_MATERIALS PROVIDED_.
■ ■ ■
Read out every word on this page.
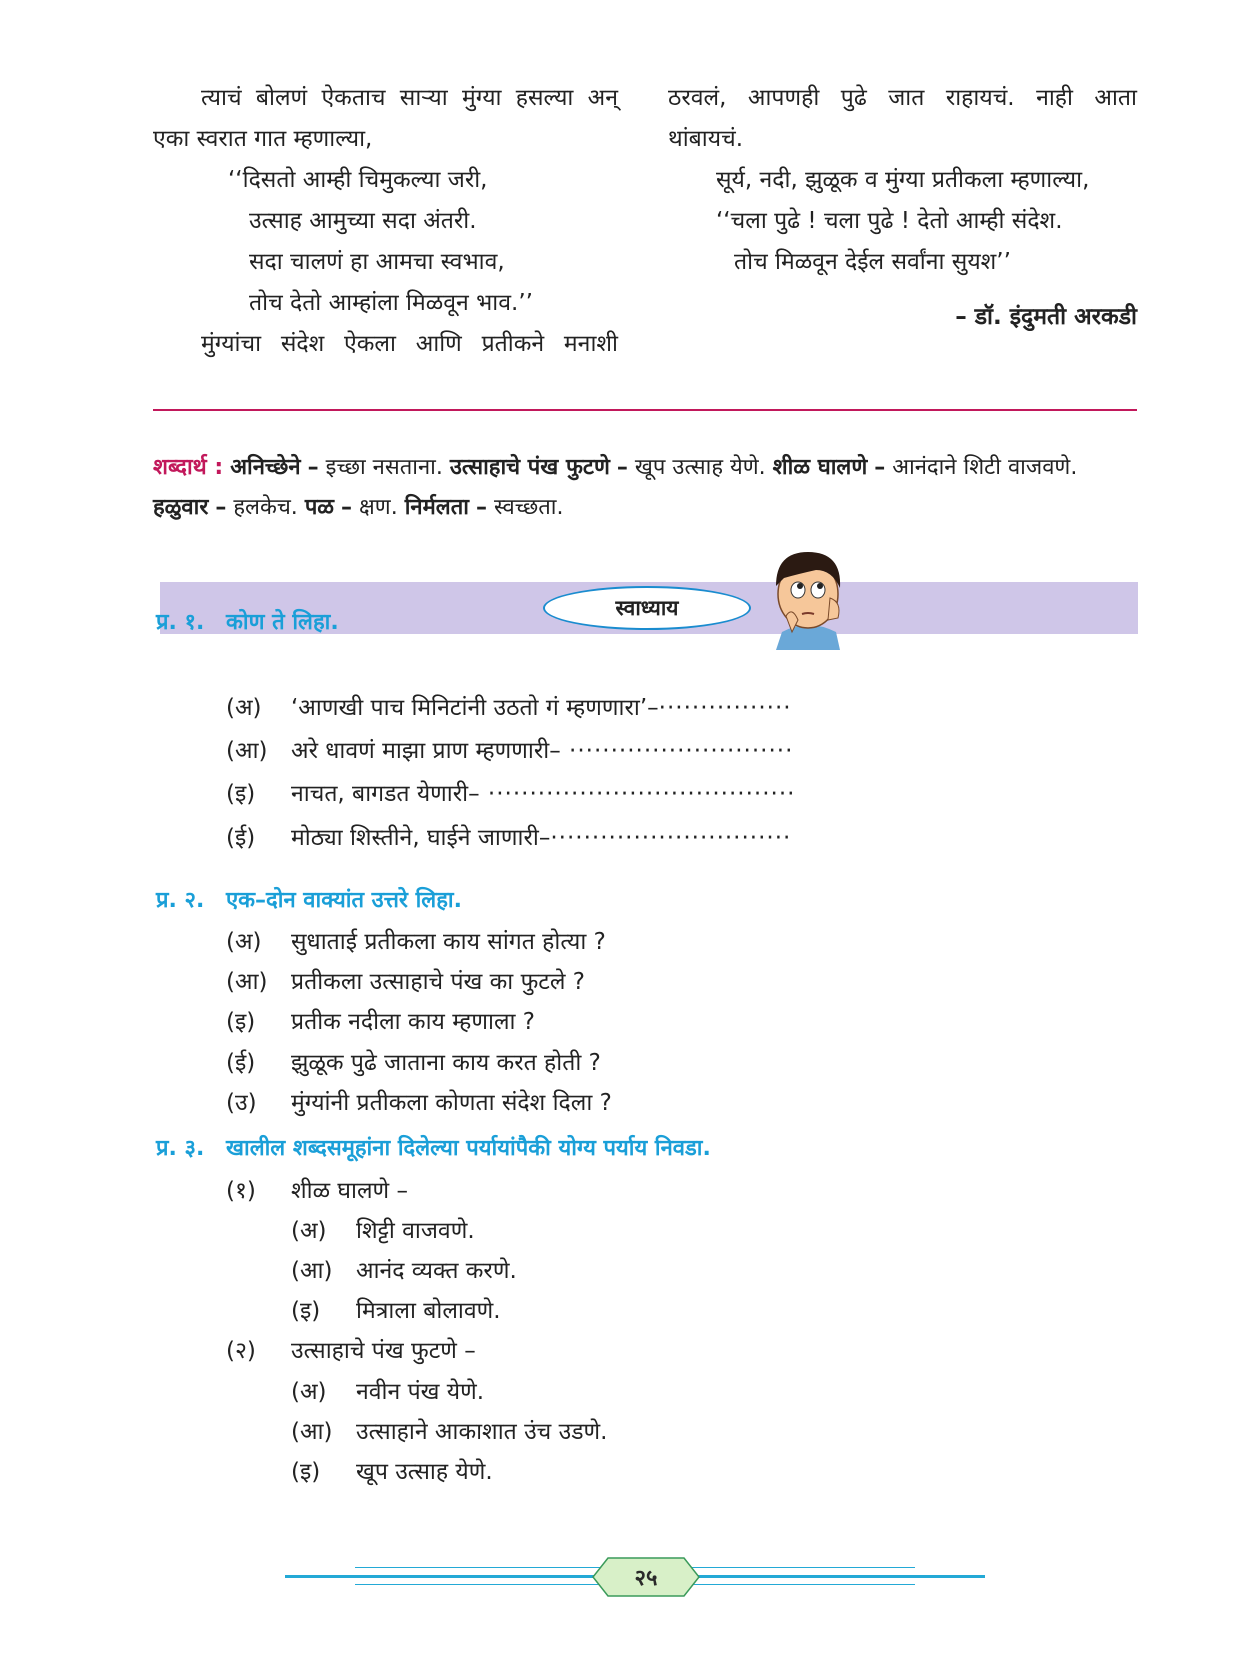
त्याचं बोलणं ऐकताच साऱ्या मुंग्या हसल्या अन्

एका स्वरात गात म्हणाल्या,

‘‘दिसतो आम्ही चिमुकल्या जरी,

उत्साह आमुच्या सदा अंतरी.

सदा चालणं हा आमचा स्वभाव,

तोच देतो आम्हांला मिळवून भाव.’’

मुंग्यांचा संदेश ऐकला आणि प्रतीकने मनाशी

ठरवलं, आपणही पुढे जात राहायचं. नाही आता

थांबायचं.

सूर्य, नदी, झुळूक व मुंग्या प्रतीकला म्हणाल्या,

‘‘चला पुढे ! चला पुढे ! देतो आम्ही संदेश.

तोच मिळवून देईल सर्वांना सुयश’’

– डॉ. इंदुमती अरकडी

शब्दार्थ : अनिच्छेने – इच्छा नसताना. उत्साहाचे पंख फुटणे – खूप उत्साह येणे. शीळ घालणे – आनंदाने शिटी वाजवणे. हळुवार – हलकेच. पळ – क्षण. निर्मलता – स्वच्छता.
स्वाध्याय
प्र. १. कोण ते लिहा.
(अ) ‘आणखी पाच मिनिटांनी उठतो गं म्हणणारा’–················
(आ) अरे धावणं माझा प्राण म्हणणारी– ···························
(इ) नाचत, बागडत येणारी– ·····································
(ई) मोठ्या शिस्तीने, घाईने जाणारी–·····························
प्र. २. एक–दोन वाक्यांत उत्तरे लिहा.
(अ) सुधाताई प्रतीकला काय सांगत होत्या ?
(आ) प्रतीकला उत्साहाचे पंख का फुटले ?
(इ) प्रतीक नदीला काय म्हणाला ?
(ई) झुळूक पुढे जाताना काय करत होती ?
(उ) मुंग्यांनी प्रतीकला कोणता संदेश दिला ?
प्र. ३. खालील शब्दसमूहांना दिलेल्या पर्यायांपैकी योग्य पर्याय निवडा.
(१) शीळ घालणे –
(अ) शिट्टी वाजवणे.
(आ) आनंद व्यक्त करणे.
(इ) मित्राला बोलावणे.
(२) उत्साहाचे पंख फुटणे –
(अ) नवीन पंख येणे.
(आ) उत्साहाने आकाशात उंच उडणे.
(इ) खूप उत्साह येणे.
२५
■ ■ ■
_EXERCISE REQUIREMENTS_.
Copy out all the data exactly; skip the pictures.

_TASK ANSWER_.
Read out every word on this page.
त्याचं बोलणं ऐकताच साऱ्या मुंग्या हसल्या अन्

एका स्वरात गात म्हणाल्या,

‘‘दिसतो आम्ही चिमुकल्या जरी,

उत्साह आमुच्या सदा अंतरी.

सदा चालणं हा आमचा स्वभाव,

तोच देतो आम्हांला मिळवून भाव.’’

मुंग्यांचा संदेश ऐकला आणि प्रतीकने मनाशी

ठरवलं, आपणही पुढे जात राहायचं. नाही आता

थांबायचं.

सूर्य, नदी, झुळूक व मुंग्या प्रतीकला म्हणाल्या,

‘‘चला पुढे ! चला पुढे ! देतो आम्ही संदेश.

तोच मिळवून देईल सर्वांना सुयश’’

– डॉ. इंदुमती अरकडी

शब्दार्थ : अनिच्छेने – इच्छा नसताना. उत्साहाचे पंख फुटणे – खूप उत्साह येणे. शीळ घालणे – आनंदाने शिटी वाजवणे. हळुवार – हलकेच. पळ – क्षण. निर्मलता – स्वच्छता.
स्वाध्याय
प्र. १. कोण ते लिहा.
(अ) ‘आणखी पाच मिनिटांनी उठतो गं म्हणणारा’–················
(आ) अरे धावणं माझा प्राण म्हणणारी– ···························
(इ) नाचत, बागडत येणारी– ·····································
(ई) मोठ्या शिस्तीने, घाईने जाणारी–·····························
प्र. २. एक–दोन वाक्यांत उत्तरे लिहा.
(अ) सुधाताई प्रतीकला काय सांगत होत्या ?
(आ) प्रतीकला उत्साहाचे पंख का फुटले ?
(इ) प्रतीक नदीला काय म्हणाला ?
(ई) झुळूक पुढे जाताना काय करत होती ?
(उ) मुंग्यांनी प्रतीकला कोणता संदेश दिला ?
प्र. ३. खालील शब्दसमूहांना दिलेल्या पर्यायांपैकी योग्य पर्याय निवडा.
(१) शीळ घालणे –
(अ) शिट्टी वाजवणे.
(आ) आनंद व्यक्त करणे.
(इ) मित्राला बोलावणे.
(२) उत्साहाचे पंख फुटणे –
(अ) नवीन पंख येणे.
(आ) उत्साहाने आकाशात उंच उडणे.
(इ) खूप उत्साह येणे.
२५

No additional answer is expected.